§ Written exercise
Please give the entries again in full and exactly, without any picture.

* Begin *

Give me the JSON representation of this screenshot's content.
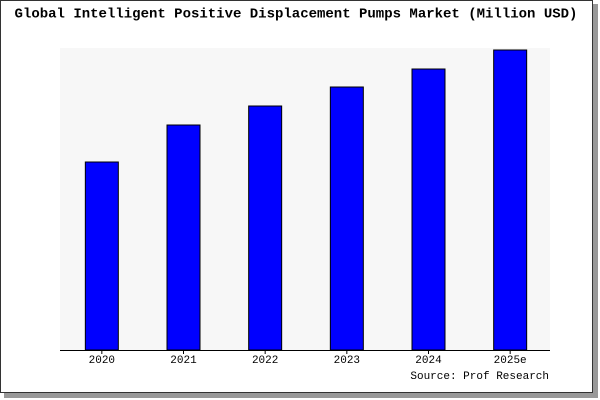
{
  "chart_data": {
    "type": "bar",
    "title": "Global Intelligent Positive Displacement Pumps Market (Million USD)",
    "source": "Source: Prof Research",
    "categories": [
      "2020",
      "2021",
      "2022",
      "2023",
      "2024",
      "2025e"
    ],
    "values": [
      188,
      225,
      244,
      263,
      281,
      300
    ],
    "color": "#0000ff",
    "ylim": [
      0,
      300
    ]
  }
}
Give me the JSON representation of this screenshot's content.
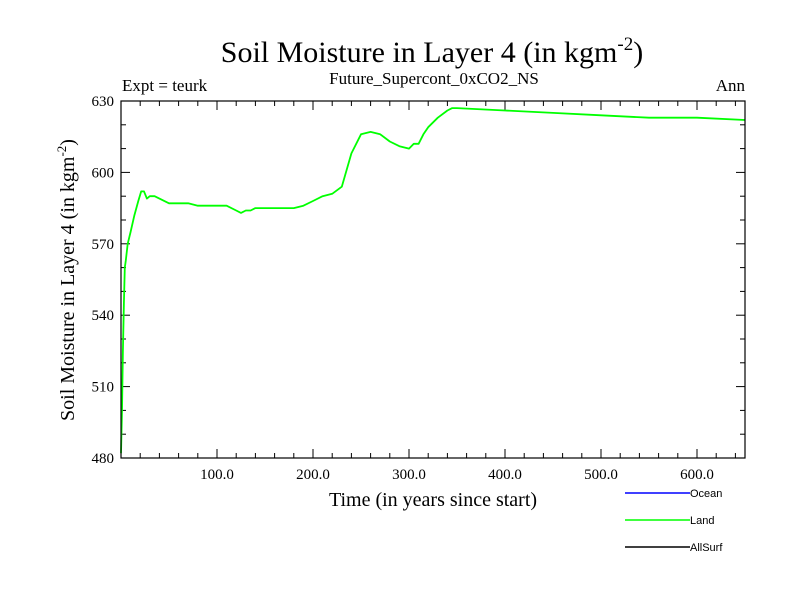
{
  "chart_data": {
    "type": "line",
    "title": "Soil Moisture in Layer 4 (in kgm",
    "title_sup": "-2",
    "title_close": ")",
    "subtitle": "Future_Supercont_0xCO2_NS",
    "left_label": "Expt = teurk",
    "right_label": "Ann",
    "xlabel": "Time (in years since start)",
    "ylabel": "Soil Moisture in Layer 4 (in kgm",
    "ylabel_sup": "-2",
    "ylabel_close": ")",
    "xlim": [
      0,
      650
    ],
    "ylim": [
      480,
      630
    ],
    "xticks": [
      100,
      200,
      300,
      400,
      500,
      600
    ],
    "xtick_labels": [
      "100.0",
      "200.0",
      "300.0",
      "400.0",
      "500.0",
      "600.0"
    ],
    "yticks": [
      480,
      510,
      540,
      570,
      600,
      630
    ],
    "ytick_labels": [
      "480",
      "510",
      "540",
      "570",
      "600",
      "630"
    ],
    "grid": false,
    "legend_position": "bottom-right",
    "series": [
      {
        "name": "Ocean",
        "color": "#0000ff",
        "x": [],
        "y": []
      },
      {
        "name": "Land",
        "color": "#00ff00",
        "x": [
          0,
          1,
          2,
          3,
          4,
          5,
          7,
          10,
          14,
          18,
          21,
          24,
          27,
          30,
          35,
          40,
          50,
          60,
          70,
          80,
          90,
          100,
          110,
          120,
          125,
          130,
          135,
          140,
          150,
          160,
          170,
          180,
          190,
          200,
          210,
          220,
          230,
          240,
          250,
          260,
          270,
          280,
          290,
          300,
          305,
          310,
          315,
          320,
          330,
          340,
          345,
          350,
          400,
          450,
          500,
          550,
          600,
          650
        ],
        "y": [
          482,
          500,
          525,
          545,
          560,
          563,
          570,
          575,
          582,
          588,
          592,
          592,
          589,
          590,
          590,
          589,
          587,
          587,
          587,
          586,
          586,
          586,
          586,
          584,
          583,
          584,
          584,
          585,
          585,
          585,
          585,
          585,
          586,
          588,
          590,
          591,
          594,
          608,
          616,
          617,
          616,
          613,
          611,
          610,
          612,
          612,
          616,
          619,
          623,
          626,
          627,
          627,
          626,
          625,
          624,
          623,
          623,
          622
        ]
      },
      {
        "name": "AllSurf",
        "color": "#000000",
        "x": [],
        "y": []
      }
    ]
  }
}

* End *

§ Problem solution
Give me the JSON representation of this screenshot's content.
{
  "chart_data": {
    "type": "bar",
    "title": "Global Intelligent Positive Displacement Pumps Market (Million USD)",
    "source": "Source: Prof Research",
    "categories": [
      "2020",
      "2021",
      "2022",
      "2023",
      "2024",
      "2025e"
    ],
    "values": [
      188,
      225,
      244,
      263,
      281,
      300
    ],
    "color": "#0000ff",
    "ylim": [
      0,
      300
    ]
  }
}
Give me the JSON representation of this screenshot's content.
{
  "chart_data": {
    "type": "line",
    "title": "Soil Moisture in Layer 4 (in kgm",
    "title_sup": "-2",
    "title_close": ")",
    "subtitle": "Future_Supercont_0xCO2_NS",
    "left_label": "Expt = teurk",
    "right_label": "Ann",
    "xlabel": "Time (in years since start)",
    "ylabel": "Soil Moisture in Layer 4 (in kgm",
    "ylabel_sup": "-2",
    "ylabel_close": ")",
    "xlim": [
      0,
      650
    ],
    "ylim": [
      480,
      630
    ],
    "xticks": [
      100,
      200,
      300,
      400,
      500,
      600
    ],
    "xtick_labels": [
      "100.0",
      "200.0",
      "300.0",
      "400.0",
      "500.0",
      "600.0"
    ],
    "yticks": [
      480,
      510,
      540,
      570,
      600,
      630
    ],
    "ytick_labels": [
      "480",
      "510",
      "540",
      "570",
      "600",
      "630"
    ],
    "grid": false,
    "legend_position": "bottom-right",
    "series": [
      {
        "name": "Ocean",
        "color": "#0000ff",
        "x": [],
        "y": []
      },
      {
        "name": "Land",
        "color": "#00ff00",
        "x": [
          0,
          1,
          2,
          3,
          4,
          5,
          7,
          10,
          14,
          18,
          21,
          24,
          27,
          30,
          35,
          40,
          50,
          60,
          70,
          80,
          90,
          100,
          110,
          120,
          125,
          130,
          135,
          140,
          150,
          160,
          170,
          180,
          190,
          200,
          210,
          220,
          230,
          240,
          250,
          260,
          270,
          280,
          290,
          300,
          305,
          310,
          315,
          320,
          330,
          340,
          345,
          350,
          400,
          450,
          500,
          550,
          600,
          650
        ],
        "y": [
          482,
          500,
          525,
          545,
          560,
          563,
          570,
          575,
          582,
          588,
          592,
          592,
          589,
          590,
          590,
          589,
          587,
          587,
          587,
          586,
          586,
          586,
          586,
          584,
          583,
          584,
          584,
          585,
          585,
          585,
          585,
          585,
          586,
          588,
          590,
          591,
          594,
          608,
          616,
          617,
          616,
          613,
          611,
          610,
          612,
          612,
          616,
          619,
          623,
          626,
          627,
          627,
          626,
          625,
          624,
          623,
          623,
          622
        ]
      },
      {
        "name": "AllSurf",
        "color": "#000000",
        "x": [],
        "y": []
      }
    ]
  }
}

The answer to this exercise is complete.